## begin Extracted data

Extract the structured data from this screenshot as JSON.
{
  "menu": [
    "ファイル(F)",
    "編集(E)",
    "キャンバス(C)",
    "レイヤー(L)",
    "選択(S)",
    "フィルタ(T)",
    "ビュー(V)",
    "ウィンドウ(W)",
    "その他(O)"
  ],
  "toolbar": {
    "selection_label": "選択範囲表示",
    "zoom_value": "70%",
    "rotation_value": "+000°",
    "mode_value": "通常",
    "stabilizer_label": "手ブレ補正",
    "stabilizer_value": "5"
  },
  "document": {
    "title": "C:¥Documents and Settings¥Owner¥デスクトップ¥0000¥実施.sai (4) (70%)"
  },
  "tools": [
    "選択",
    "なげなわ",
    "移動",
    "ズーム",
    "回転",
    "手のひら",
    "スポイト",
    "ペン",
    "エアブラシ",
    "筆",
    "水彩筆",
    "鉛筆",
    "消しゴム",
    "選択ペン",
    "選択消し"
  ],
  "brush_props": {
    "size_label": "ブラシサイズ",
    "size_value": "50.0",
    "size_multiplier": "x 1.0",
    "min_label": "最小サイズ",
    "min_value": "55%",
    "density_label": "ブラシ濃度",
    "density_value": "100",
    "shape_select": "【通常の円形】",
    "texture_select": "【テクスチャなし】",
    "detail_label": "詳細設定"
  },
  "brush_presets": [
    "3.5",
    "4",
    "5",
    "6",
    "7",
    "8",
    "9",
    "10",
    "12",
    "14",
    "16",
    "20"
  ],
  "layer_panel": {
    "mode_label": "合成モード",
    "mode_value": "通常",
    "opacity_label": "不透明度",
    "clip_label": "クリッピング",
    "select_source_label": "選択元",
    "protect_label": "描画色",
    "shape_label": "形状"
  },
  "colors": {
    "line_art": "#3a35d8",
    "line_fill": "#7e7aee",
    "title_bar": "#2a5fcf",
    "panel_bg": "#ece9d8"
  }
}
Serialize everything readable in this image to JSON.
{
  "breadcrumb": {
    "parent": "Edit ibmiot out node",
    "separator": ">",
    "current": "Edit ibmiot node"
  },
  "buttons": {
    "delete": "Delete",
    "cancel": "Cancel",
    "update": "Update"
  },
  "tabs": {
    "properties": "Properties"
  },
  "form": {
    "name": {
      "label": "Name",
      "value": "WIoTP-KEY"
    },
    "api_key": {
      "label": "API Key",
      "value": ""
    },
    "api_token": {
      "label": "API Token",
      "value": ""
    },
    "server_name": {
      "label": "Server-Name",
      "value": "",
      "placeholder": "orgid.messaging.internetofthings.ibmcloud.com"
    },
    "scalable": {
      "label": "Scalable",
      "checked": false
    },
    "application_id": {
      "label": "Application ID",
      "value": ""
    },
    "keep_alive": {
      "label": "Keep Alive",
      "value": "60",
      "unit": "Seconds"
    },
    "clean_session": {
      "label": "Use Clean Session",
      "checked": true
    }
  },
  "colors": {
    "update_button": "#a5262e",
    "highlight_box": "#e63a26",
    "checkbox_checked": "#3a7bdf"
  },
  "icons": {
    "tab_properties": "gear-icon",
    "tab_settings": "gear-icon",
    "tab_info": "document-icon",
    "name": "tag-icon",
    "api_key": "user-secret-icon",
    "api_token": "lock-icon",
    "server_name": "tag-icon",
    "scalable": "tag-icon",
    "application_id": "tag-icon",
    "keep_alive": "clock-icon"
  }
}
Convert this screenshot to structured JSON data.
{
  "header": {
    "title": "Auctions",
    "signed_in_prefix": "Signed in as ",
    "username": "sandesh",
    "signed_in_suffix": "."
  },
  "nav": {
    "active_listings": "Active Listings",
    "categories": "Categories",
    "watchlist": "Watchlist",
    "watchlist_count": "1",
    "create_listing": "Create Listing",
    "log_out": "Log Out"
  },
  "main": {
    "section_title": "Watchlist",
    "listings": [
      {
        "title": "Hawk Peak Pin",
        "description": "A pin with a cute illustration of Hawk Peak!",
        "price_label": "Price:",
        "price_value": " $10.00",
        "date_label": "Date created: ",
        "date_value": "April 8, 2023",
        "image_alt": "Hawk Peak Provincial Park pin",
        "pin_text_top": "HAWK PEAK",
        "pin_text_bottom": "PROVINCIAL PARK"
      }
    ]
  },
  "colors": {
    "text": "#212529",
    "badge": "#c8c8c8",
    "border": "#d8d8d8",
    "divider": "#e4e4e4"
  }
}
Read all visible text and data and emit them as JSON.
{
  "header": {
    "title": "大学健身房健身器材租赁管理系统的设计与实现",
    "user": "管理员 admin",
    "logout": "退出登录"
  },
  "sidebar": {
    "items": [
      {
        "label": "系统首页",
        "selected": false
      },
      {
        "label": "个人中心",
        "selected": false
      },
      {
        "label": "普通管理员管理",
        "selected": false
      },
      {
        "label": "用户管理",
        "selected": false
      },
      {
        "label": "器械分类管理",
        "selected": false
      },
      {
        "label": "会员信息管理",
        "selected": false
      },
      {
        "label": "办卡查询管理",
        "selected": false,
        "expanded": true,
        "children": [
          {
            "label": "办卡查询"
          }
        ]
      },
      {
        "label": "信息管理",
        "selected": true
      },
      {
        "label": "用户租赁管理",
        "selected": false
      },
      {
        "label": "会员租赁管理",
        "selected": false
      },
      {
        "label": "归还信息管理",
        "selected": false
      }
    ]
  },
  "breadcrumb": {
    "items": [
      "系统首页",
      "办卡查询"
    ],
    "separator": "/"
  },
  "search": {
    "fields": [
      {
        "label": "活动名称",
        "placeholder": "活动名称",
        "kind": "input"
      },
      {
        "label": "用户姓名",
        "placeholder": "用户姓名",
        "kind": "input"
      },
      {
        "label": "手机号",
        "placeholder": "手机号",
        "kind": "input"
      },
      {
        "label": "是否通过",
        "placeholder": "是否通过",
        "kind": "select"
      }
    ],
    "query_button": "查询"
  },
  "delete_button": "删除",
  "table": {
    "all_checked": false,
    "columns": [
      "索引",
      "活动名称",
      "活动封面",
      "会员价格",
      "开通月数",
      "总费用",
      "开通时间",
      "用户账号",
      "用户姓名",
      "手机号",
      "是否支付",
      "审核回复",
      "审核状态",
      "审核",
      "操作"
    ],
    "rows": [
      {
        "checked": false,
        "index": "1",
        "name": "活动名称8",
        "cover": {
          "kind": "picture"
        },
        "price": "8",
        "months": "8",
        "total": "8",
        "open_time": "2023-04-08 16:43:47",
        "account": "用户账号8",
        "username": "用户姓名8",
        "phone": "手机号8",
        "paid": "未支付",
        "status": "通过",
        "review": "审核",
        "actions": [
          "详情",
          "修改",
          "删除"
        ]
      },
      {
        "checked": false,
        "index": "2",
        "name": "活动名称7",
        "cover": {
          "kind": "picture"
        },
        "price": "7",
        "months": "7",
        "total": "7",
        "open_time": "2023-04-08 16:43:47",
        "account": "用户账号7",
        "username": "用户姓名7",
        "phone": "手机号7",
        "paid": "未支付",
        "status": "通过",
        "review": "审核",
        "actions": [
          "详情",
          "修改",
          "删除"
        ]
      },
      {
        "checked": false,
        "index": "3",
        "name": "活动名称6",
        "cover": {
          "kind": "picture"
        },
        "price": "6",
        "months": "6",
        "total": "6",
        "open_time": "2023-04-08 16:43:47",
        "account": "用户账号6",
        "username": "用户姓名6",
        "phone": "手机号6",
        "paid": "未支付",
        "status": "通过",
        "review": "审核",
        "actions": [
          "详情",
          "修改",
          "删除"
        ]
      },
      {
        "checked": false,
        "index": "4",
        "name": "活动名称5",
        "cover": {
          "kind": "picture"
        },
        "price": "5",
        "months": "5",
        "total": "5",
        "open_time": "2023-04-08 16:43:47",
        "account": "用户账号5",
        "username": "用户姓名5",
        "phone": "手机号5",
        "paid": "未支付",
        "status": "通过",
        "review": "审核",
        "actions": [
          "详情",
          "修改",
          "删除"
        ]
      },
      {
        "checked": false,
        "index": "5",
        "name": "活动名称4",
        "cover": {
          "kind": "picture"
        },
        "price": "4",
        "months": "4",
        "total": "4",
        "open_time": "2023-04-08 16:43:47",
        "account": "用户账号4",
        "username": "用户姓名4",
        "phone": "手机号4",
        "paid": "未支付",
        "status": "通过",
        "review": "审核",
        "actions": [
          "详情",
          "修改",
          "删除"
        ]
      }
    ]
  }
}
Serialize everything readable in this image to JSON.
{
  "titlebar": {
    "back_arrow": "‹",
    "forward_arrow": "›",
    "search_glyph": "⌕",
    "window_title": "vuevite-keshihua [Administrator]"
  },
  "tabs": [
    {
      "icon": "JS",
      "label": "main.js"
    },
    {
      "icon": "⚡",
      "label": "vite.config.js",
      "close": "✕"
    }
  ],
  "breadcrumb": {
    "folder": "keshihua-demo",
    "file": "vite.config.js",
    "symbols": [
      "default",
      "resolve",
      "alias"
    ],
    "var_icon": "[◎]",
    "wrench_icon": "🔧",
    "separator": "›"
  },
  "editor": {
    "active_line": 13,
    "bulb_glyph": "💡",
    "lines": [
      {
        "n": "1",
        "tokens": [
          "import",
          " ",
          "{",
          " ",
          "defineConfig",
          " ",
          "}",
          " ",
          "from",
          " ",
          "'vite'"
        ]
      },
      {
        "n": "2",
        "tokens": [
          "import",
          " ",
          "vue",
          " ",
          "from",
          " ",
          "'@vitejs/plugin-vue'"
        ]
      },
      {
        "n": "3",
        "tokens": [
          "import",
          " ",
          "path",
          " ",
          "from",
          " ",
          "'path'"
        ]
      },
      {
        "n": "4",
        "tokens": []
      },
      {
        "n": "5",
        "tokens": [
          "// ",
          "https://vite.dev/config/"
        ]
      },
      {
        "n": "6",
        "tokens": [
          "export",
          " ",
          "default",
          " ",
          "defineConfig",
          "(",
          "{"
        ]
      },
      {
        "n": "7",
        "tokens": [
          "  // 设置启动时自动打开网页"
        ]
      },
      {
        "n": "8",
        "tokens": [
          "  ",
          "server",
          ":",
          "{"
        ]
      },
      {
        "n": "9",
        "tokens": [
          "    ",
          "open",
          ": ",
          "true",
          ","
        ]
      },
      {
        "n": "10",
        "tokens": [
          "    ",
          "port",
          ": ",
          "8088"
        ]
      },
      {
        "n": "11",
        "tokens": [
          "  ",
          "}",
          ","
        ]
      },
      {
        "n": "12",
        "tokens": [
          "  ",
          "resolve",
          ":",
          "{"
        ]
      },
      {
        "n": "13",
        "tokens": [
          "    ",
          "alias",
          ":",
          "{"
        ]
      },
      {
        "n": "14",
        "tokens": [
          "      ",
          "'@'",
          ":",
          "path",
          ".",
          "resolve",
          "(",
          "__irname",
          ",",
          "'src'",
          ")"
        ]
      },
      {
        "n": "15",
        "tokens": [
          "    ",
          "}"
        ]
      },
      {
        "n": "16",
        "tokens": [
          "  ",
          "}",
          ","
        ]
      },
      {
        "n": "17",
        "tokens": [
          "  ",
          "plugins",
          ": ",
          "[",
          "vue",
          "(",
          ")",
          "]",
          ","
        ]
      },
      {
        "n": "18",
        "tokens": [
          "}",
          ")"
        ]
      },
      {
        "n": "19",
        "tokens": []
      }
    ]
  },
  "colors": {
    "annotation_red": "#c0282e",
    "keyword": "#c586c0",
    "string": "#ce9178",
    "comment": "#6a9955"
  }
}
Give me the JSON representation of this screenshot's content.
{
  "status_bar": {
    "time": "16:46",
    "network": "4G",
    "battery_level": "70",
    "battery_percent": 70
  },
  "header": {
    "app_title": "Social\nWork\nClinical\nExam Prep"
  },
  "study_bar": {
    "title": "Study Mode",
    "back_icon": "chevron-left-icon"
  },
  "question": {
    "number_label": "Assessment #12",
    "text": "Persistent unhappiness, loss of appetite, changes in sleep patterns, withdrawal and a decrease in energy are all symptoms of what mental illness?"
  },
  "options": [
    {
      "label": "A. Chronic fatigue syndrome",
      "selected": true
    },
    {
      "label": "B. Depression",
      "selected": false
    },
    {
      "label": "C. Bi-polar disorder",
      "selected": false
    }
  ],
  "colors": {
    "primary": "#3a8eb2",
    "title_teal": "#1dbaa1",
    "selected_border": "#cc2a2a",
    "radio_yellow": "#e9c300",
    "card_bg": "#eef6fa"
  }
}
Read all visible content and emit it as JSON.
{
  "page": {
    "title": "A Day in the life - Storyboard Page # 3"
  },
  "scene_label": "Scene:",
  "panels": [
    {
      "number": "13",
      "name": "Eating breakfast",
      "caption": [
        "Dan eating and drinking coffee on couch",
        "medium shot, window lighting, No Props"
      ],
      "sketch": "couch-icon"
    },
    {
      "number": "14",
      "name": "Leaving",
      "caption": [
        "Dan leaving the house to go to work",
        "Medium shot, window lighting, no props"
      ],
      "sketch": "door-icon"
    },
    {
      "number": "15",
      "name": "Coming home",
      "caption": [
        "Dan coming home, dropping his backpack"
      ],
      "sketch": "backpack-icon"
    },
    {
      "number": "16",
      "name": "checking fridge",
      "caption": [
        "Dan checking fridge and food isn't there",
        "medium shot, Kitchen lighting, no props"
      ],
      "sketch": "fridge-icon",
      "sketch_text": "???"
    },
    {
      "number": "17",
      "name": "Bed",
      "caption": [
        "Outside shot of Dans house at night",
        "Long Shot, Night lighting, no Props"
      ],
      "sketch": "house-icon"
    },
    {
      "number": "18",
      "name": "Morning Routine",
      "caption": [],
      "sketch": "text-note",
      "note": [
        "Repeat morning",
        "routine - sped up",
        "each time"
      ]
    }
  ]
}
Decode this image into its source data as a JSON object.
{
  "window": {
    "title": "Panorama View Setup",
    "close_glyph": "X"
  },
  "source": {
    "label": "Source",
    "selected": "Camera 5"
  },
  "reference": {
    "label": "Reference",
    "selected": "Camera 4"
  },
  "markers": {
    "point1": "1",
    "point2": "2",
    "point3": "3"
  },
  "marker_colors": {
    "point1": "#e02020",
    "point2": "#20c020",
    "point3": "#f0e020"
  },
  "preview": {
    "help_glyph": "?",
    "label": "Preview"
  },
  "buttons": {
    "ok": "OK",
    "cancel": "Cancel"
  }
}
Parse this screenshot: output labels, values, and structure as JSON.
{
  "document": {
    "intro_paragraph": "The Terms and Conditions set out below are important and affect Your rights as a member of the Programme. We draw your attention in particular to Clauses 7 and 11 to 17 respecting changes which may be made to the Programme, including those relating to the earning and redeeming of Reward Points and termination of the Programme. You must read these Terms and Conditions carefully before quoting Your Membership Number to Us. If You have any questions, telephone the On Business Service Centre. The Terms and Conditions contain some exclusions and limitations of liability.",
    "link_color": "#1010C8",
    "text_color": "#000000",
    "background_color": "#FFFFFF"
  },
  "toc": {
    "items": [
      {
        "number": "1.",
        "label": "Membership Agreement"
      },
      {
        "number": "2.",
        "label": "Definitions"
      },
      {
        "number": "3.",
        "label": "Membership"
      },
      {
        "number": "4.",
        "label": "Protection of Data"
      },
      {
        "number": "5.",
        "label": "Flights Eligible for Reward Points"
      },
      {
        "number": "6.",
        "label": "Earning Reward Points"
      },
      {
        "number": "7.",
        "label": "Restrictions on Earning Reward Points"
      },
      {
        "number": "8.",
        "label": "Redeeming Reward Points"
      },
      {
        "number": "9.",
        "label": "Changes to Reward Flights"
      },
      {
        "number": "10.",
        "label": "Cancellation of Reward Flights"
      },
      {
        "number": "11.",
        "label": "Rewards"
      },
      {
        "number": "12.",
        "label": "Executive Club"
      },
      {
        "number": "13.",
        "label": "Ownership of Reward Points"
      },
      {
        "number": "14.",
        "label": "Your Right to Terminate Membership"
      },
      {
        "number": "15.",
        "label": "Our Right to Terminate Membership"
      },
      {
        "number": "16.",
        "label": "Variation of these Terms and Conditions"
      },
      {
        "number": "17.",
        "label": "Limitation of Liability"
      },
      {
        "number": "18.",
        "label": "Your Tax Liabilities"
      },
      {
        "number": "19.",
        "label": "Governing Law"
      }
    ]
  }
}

## end Extracted data

▶ [Exercise]: Go through the records. Copy each line where "checking" appears.

▶ [The solution]:
      "name": "checking fridge",
        "Dan checking fridge and food isn't there",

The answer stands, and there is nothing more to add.